### What you will do
Restate the full set of records exactly, word for word.

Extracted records
----

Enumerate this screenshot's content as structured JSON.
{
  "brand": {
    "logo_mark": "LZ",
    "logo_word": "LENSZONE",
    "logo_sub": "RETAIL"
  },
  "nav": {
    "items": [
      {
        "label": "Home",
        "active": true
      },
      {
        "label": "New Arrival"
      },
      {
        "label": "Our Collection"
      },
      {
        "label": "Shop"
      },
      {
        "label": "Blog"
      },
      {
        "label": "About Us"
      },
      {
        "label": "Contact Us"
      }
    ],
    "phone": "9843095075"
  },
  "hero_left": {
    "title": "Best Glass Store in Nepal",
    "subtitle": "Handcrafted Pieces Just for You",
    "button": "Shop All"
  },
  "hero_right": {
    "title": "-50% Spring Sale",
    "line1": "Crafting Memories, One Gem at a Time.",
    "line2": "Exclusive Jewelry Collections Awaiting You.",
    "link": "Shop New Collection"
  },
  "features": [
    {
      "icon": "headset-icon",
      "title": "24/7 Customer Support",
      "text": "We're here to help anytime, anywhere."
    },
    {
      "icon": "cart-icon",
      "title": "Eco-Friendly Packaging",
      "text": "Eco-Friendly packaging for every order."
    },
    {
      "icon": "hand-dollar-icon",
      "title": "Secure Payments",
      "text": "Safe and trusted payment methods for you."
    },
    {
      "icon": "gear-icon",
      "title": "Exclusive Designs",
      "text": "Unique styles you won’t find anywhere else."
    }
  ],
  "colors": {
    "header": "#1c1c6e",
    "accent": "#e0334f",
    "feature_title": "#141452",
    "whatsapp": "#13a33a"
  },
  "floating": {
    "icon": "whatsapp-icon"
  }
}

----

### Response
Enumerate this screenshot's content as structured JSON.
{
  "brand": {
    "logo_mark": "LZ",
    "logo_word": "LENSZONE",
    "logo_sub": "RETAIL"
  },
  "nav": {
    "items": [
      {
        "label": "Home",
        "active": true
      },
      {
        "label": "New Arrival"
      },
      {
        "label": "Our Collection"
      },
      {
        "label": "Shop"
      },
      {
        "label": "Blog"
      },
      {
        "label": "About Us"
      },
      {
        "label": "Contact Us"
      }
    ],
    "phone": "9843095075"
  },
  "hero_left": {
    "title": "Best Glass Store in Nepal",
    "subtitle": "Handcrafted Pieces Just for You",
    "button": "Shop All"
  },
  "hero_right": {
    "title": "-50% Spring Sale",
    "line1": "Crafting Memories, One Gem at a Time.",
    "line2": "Exclusive Jewelry Collections Awaiting You.",
    "link": "Shop New Collection"
  },
  "features": [
    {
      "icon": "headset-icon",
      "title": "24/7 Customer Support",
      "text": "We're here to help anytime, anywhere."
    },
    {
      "icon": "cart-icon",
      "title": "Eco-Friendly Packaging",
      "text": "Eco-Friendly packaging for every order."
    },
    {
      "icon": "hand-dollar-icon",
      "title": "Secure Payments",
      "text": "Safe and trusted payment methods for you."
    },
    {
      "icon": "gear-icon",
      "title": "Exclusive Designs",
      "text": "Unique styles you won’t find anywhere else."
    }
  ],
  "colors": {
    "header": "#1c1c6e",
    "accent": "#e0334f",
    "feature_title": "#141452",
    "whatsapp": "#13a33a"
  },
  "floating": {
    "icon": "whatsapp-icon"
  }
}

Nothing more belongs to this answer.